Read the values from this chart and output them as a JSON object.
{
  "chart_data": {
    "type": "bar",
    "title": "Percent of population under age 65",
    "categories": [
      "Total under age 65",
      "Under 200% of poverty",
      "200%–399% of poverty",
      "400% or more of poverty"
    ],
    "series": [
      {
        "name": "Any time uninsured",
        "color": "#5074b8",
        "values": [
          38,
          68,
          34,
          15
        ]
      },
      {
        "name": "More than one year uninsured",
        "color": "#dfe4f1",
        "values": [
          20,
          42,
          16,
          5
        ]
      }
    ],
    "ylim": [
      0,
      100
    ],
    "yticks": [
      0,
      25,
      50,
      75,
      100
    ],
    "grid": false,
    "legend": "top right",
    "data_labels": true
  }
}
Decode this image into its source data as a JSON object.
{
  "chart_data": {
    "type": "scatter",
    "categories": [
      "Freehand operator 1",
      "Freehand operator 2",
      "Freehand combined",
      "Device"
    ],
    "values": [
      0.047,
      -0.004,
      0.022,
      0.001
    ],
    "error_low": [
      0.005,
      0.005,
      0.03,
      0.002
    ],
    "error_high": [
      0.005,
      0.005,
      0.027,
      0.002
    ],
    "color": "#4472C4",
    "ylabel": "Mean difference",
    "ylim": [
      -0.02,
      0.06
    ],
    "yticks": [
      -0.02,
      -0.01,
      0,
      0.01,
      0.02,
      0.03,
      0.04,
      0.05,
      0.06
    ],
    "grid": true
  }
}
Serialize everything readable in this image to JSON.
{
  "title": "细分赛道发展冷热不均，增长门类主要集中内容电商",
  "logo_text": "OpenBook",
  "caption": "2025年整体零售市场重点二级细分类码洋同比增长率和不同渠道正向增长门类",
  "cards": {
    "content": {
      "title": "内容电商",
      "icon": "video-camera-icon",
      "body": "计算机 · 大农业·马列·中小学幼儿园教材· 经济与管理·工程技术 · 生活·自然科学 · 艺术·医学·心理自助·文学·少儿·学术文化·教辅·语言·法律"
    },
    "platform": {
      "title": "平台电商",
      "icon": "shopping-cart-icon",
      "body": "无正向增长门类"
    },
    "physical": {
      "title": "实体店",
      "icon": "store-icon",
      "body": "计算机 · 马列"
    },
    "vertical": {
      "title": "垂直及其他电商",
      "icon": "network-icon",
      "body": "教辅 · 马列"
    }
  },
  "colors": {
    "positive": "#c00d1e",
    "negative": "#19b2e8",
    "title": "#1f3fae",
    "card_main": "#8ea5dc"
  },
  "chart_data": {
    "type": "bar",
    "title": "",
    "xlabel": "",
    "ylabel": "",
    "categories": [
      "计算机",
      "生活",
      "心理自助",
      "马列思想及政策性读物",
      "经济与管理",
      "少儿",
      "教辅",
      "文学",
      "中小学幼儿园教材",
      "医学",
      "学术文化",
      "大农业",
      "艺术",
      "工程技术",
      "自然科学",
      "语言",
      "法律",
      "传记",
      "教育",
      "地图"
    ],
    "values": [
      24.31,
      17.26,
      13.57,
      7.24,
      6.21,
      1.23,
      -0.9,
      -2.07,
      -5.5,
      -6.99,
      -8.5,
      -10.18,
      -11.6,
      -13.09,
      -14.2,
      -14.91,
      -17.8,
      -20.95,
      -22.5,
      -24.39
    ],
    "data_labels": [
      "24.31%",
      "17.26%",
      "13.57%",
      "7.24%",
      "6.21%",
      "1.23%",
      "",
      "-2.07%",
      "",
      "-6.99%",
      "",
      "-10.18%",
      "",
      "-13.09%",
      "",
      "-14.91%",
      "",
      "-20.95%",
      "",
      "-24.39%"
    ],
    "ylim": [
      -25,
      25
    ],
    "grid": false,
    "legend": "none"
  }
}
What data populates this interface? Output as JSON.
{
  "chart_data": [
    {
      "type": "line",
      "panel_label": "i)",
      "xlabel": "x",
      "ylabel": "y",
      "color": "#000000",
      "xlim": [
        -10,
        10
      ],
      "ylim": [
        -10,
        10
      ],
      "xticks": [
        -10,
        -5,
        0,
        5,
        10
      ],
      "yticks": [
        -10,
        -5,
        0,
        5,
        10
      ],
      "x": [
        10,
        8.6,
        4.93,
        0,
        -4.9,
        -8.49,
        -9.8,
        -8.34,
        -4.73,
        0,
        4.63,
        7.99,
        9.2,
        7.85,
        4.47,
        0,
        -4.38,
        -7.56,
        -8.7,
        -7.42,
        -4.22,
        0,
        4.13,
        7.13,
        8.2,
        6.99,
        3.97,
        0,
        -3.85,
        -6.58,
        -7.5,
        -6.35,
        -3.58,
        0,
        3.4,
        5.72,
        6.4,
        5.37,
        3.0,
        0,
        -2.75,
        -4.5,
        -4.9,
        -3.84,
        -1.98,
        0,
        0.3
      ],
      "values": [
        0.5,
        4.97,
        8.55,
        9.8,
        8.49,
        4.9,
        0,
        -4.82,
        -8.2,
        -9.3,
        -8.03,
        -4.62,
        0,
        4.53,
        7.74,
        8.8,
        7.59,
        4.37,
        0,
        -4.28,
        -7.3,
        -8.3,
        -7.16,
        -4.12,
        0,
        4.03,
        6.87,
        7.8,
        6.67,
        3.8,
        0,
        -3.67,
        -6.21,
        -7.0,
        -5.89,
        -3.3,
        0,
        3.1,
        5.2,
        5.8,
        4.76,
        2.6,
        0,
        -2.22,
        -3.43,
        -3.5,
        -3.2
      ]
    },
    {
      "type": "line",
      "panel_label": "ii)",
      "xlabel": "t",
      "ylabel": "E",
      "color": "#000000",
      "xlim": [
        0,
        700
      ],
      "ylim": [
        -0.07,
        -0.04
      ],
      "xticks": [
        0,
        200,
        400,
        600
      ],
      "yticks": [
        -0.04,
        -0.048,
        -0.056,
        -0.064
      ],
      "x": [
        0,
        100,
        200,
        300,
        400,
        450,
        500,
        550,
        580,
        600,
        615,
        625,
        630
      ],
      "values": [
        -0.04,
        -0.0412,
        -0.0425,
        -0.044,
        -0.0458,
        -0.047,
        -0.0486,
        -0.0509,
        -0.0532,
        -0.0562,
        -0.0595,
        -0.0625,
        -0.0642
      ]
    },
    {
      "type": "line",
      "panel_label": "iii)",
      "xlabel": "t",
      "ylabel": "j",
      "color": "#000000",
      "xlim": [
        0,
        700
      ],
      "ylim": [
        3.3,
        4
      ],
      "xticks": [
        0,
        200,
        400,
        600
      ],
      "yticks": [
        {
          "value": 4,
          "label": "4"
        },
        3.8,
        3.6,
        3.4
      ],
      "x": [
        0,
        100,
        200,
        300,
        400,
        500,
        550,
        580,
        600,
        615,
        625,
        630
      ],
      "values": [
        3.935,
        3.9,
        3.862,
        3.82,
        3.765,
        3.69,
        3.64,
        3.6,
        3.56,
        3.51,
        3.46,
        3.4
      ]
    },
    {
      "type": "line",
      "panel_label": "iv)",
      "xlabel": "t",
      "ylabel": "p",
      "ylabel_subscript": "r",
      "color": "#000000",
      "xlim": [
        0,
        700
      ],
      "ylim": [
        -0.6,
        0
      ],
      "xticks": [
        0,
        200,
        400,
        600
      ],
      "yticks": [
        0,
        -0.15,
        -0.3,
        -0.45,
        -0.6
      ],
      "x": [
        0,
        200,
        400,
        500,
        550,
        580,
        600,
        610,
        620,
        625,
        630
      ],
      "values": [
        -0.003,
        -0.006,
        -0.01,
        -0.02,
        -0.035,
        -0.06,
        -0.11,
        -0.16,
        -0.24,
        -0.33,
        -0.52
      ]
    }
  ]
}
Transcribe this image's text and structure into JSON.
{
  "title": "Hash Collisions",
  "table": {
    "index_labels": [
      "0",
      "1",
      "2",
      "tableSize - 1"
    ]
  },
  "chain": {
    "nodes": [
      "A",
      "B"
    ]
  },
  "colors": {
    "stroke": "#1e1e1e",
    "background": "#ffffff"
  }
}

__REQUIRED TASK__. From the listing above, pick out each line where the word "icon" appears.

__WRITTEN REPLY__.
      "icon": "video-camera-icon",
      "icon": "shopping-cart-icon",
      "icon": "store-icon",
      "icon": "network-icon",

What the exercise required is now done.